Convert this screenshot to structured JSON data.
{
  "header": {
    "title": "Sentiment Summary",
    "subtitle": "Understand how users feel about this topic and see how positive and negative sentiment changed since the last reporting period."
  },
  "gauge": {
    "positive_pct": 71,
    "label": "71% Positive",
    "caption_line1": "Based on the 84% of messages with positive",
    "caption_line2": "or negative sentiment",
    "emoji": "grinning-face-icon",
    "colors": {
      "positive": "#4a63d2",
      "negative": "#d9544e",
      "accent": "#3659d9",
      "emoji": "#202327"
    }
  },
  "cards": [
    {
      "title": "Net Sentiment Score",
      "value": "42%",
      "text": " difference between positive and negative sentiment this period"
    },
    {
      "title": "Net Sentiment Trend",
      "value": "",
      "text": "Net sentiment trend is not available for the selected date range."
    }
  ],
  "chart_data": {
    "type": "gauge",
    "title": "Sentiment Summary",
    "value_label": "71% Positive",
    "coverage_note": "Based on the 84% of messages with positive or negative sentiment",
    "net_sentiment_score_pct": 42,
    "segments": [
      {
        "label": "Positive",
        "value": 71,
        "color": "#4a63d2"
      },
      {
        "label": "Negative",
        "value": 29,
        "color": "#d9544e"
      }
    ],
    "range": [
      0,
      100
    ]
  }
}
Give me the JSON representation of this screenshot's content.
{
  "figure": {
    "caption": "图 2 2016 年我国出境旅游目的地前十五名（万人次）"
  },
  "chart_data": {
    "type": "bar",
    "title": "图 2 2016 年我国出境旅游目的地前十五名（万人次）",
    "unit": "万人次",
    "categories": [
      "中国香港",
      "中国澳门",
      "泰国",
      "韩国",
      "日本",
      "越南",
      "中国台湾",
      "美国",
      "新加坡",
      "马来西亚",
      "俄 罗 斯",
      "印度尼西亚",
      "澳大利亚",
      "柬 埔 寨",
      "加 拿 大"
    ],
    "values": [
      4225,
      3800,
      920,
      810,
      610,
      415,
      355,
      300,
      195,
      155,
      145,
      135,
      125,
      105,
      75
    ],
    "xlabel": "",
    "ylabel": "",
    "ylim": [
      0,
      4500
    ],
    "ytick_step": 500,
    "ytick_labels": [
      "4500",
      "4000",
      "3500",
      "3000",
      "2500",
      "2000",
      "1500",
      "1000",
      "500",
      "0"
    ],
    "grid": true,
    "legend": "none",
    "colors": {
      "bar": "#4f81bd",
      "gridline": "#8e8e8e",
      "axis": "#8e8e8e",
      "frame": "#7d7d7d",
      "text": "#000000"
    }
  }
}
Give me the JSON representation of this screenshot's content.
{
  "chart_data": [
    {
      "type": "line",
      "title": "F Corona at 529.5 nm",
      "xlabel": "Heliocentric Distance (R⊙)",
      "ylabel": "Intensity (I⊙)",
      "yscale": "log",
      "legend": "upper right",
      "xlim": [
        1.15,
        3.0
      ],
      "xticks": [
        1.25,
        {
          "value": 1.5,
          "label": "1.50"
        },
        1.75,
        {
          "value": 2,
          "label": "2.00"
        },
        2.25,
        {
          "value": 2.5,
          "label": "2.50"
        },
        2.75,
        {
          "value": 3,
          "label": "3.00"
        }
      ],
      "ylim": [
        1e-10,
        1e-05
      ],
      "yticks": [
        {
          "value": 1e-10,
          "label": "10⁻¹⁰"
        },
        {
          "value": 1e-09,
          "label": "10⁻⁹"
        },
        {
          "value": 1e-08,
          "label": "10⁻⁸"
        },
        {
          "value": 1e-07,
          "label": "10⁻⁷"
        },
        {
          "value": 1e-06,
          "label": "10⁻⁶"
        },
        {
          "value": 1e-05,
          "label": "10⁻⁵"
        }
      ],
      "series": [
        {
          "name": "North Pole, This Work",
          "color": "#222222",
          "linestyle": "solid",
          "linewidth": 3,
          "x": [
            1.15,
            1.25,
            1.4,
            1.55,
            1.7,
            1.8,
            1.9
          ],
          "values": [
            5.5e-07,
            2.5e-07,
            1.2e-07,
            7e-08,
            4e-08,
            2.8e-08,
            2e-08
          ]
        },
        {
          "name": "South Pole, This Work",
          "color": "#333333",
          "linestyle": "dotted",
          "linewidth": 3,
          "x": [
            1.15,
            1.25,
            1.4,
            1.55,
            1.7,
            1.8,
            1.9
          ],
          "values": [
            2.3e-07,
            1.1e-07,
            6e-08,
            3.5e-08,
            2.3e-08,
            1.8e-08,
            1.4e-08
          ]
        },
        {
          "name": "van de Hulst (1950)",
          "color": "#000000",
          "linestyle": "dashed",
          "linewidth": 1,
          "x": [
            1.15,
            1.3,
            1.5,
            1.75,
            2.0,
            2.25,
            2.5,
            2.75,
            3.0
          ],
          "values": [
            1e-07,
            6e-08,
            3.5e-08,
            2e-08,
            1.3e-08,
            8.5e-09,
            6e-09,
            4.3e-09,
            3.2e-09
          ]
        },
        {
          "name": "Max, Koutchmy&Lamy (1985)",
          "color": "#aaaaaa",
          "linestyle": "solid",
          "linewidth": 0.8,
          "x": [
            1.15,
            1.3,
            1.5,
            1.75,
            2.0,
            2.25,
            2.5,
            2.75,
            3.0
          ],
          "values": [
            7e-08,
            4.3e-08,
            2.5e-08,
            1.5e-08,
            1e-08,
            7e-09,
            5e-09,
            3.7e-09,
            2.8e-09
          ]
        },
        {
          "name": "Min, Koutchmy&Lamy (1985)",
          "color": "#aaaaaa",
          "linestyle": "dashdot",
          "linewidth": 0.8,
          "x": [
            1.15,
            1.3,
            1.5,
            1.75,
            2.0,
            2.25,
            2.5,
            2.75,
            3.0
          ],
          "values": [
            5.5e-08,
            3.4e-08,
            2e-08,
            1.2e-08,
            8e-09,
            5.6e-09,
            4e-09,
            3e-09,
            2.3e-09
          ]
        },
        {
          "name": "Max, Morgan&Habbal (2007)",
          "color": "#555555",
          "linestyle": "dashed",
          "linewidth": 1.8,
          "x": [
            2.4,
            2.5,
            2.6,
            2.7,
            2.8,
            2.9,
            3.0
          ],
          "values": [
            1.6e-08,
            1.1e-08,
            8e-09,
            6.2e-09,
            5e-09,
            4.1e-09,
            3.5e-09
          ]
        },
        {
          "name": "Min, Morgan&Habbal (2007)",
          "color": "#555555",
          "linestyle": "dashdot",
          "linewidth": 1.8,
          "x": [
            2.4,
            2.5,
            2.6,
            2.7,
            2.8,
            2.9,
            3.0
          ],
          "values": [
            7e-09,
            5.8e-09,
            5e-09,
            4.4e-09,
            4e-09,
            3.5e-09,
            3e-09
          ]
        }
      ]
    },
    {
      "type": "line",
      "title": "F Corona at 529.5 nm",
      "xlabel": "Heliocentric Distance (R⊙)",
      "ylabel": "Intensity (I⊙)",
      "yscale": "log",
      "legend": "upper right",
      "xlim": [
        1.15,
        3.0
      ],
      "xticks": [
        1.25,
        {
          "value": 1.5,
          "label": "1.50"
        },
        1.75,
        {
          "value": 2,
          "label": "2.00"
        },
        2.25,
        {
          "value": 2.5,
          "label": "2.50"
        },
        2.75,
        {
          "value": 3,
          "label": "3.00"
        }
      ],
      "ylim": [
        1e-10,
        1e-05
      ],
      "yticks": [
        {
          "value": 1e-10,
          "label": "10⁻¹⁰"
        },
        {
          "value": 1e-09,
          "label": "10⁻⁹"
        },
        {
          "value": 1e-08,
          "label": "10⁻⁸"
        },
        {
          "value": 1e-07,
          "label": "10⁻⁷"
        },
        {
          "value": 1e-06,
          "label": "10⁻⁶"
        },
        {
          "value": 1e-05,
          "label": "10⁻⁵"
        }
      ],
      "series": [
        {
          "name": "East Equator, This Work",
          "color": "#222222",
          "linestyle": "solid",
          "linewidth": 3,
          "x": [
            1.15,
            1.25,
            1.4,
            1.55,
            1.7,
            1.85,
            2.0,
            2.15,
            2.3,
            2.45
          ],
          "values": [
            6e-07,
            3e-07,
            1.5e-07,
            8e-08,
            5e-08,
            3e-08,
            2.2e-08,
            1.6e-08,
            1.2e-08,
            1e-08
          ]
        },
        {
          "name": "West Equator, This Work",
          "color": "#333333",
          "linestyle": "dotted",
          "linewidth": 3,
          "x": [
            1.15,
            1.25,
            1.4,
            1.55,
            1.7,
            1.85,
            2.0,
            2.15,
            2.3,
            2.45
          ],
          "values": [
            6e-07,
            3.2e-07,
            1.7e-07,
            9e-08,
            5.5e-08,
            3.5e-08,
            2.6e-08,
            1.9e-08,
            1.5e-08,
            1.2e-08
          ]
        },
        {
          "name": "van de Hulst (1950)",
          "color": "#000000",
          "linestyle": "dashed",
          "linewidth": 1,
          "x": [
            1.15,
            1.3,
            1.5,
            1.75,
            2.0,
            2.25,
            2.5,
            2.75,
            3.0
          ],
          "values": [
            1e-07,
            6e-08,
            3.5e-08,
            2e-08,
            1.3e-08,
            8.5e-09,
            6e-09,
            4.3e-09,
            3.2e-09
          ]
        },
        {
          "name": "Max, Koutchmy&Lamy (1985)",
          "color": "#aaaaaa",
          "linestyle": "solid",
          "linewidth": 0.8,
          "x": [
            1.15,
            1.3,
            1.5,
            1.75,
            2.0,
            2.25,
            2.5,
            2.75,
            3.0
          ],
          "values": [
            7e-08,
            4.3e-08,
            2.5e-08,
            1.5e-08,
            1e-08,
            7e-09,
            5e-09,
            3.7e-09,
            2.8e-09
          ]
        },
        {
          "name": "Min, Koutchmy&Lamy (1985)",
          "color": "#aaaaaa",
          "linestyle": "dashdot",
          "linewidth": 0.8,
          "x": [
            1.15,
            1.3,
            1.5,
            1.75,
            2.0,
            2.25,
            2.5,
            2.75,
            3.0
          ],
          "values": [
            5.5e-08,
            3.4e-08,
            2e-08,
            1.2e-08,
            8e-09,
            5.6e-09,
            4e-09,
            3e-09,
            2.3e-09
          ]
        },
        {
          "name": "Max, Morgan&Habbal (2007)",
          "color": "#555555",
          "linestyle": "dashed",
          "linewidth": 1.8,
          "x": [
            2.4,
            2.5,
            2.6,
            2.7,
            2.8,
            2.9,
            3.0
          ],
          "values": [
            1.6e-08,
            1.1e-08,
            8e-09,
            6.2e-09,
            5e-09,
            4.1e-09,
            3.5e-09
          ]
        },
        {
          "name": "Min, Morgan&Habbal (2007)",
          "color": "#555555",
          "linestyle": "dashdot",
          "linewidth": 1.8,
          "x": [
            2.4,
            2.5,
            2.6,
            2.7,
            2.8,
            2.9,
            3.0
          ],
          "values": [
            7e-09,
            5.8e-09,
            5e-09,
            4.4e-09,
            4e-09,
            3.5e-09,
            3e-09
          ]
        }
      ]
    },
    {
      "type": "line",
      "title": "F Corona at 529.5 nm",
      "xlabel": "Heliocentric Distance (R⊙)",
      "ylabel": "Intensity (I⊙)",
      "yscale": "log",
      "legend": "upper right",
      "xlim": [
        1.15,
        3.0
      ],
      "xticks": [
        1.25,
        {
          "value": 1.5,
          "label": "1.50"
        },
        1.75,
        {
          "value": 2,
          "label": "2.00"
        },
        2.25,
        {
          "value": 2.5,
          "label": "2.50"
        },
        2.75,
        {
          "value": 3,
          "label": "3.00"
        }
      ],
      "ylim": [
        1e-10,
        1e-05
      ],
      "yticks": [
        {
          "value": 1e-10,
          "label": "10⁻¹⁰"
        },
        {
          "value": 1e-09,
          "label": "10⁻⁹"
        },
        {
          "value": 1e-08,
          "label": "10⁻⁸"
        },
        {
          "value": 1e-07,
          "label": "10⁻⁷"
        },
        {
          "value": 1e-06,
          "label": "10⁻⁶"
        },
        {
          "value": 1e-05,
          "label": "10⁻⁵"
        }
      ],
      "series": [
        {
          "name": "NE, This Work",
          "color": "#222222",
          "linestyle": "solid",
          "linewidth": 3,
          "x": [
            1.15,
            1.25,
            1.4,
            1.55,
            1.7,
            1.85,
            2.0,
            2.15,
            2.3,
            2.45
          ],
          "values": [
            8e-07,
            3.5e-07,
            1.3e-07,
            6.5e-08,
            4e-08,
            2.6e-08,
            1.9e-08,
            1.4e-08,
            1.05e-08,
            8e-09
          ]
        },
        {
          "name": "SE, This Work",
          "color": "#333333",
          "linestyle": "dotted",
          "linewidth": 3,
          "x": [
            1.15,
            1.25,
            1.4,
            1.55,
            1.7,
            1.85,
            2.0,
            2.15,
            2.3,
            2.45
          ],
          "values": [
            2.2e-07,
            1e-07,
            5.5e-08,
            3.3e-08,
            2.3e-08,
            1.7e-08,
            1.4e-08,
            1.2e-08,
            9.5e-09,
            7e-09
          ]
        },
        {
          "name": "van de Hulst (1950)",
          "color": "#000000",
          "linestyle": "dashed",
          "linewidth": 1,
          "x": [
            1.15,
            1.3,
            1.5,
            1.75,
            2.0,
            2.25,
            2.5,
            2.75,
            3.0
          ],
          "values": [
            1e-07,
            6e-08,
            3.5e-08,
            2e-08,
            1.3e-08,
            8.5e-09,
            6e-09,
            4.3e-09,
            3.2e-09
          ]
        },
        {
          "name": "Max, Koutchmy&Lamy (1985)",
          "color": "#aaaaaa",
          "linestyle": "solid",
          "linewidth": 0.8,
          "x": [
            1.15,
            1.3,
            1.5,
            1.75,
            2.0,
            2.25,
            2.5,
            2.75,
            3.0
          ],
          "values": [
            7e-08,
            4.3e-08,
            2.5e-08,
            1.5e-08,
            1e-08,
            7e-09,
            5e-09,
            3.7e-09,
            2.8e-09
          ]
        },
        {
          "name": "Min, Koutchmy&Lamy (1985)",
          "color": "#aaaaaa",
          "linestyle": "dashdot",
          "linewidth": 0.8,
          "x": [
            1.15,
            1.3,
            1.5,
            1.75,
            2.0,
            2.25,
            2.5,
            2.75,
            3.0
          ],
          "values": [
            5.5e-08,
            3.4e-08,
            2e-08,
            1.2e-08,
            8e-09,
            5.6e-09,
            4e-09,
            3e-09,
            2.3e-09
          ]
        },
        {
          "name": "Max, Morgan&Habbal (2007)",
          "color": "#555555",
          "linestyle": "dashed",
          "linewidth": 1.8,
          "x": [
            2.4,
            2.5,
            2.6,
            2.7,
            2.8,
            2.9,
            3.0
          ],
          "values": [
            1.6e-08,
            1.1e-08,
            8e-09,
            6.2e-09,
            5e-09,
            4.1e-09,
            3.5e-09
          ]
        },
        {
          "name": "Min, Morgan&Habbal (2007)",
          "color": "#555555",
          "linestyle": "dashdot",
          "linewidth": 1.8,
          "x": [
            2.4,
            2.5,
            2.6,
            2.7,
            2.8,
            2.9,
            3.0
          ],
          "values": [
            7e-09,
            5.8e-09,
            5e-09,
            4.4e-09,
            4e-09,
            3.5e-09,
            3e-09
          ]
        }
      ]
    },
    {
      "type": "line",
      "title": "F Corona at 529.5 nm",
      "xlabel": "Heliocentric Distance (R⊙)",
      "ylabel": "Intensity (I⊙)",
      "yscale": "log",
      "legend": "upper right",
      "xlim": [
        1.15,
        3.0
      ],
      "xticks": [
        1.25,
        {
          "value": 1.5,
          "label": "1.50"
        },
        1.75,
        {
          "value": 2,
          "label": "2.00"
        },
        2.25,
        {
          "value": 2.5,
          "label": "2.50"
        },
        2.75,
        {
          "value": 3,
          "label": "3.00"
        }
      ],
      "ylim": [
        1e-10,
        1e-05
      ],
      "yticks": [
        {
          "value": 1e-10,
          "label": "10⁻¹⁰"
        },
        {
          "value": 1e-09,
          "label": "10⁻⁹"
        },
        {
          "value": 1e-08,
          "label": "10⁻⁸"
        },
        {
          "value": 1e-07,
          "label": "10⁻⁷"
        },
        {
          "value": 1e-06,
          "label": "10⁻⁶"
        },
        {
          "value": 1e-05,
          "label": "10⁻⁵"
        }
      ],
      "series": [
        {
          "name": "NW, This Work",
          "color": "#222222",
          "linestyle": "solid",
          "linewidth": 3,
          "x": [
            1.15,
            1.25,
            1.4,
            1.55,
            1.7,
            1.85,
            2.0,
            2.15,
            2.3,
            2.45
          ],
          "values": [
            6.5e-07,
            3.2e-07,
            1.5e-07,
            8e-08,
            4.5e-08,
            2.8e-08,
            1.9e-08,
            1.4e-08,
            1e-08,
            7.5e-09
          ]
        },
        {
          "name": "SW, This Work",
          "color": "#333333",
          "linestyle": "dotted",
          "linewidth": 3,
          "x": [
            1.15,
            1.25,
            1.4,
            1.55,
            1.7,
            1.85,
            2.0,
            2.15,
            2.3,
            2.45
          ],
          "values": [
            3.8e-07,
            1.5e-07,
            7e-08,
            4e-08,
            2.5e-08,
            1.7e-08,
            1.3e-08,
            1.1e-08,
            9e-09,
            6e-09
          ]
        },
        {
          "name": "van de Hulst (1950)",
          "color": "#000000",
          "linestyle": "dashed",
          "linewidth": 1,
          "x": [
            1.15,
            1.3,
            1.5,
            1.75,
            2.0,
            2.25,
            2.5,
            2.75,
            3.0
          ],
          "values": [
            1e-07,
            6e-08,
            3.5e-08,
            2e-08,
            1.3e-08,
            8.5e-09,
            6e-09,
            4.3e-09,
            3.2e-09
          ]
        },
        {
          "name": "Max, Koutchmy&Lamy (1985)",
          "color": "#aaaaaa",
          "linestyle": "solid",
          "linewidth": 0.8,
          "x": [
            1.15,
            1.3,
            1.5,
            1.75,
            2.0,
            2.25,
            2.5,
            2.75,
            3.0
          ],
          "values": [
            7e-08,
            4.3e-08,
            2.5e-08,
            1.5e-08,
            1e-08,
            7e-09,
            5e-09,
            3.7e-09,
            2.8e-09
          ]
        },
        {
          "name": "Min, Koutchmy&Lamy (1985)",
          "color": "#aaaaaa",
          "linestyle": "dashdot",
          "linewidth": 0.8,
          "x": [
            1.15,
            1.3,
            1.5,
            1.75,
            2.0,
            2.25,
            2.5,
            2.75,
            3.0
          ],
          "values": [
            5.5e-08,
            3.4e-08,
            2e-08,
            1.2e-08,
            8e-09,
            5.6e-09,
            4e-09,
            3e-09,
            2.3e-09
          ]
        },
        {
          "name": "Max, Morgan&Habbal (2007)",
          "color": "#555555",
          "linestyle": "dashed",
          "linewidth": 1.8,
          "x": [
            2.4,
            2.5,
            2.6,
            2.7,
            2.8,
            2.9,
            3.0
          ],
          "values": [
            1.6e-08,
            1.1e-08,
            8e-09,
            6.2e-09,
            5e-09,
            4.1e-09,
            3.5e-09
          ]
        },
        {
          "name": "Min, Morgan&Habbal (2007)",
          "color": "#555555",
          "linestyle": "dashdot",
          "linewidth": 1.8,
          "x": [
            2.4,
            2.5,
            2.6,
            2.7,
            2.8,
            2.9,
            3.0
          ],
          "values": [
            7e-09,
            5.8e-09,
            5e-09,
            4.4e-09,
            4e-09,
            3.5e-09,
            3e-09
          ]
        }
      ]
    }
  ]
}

# # #

● PROBLEM TO SOLVE
Go through the entries above and pull out each line with "range" in it.

● REPLY
      "text": "Net sentiment trend is not available for the selected date range."
    "range": [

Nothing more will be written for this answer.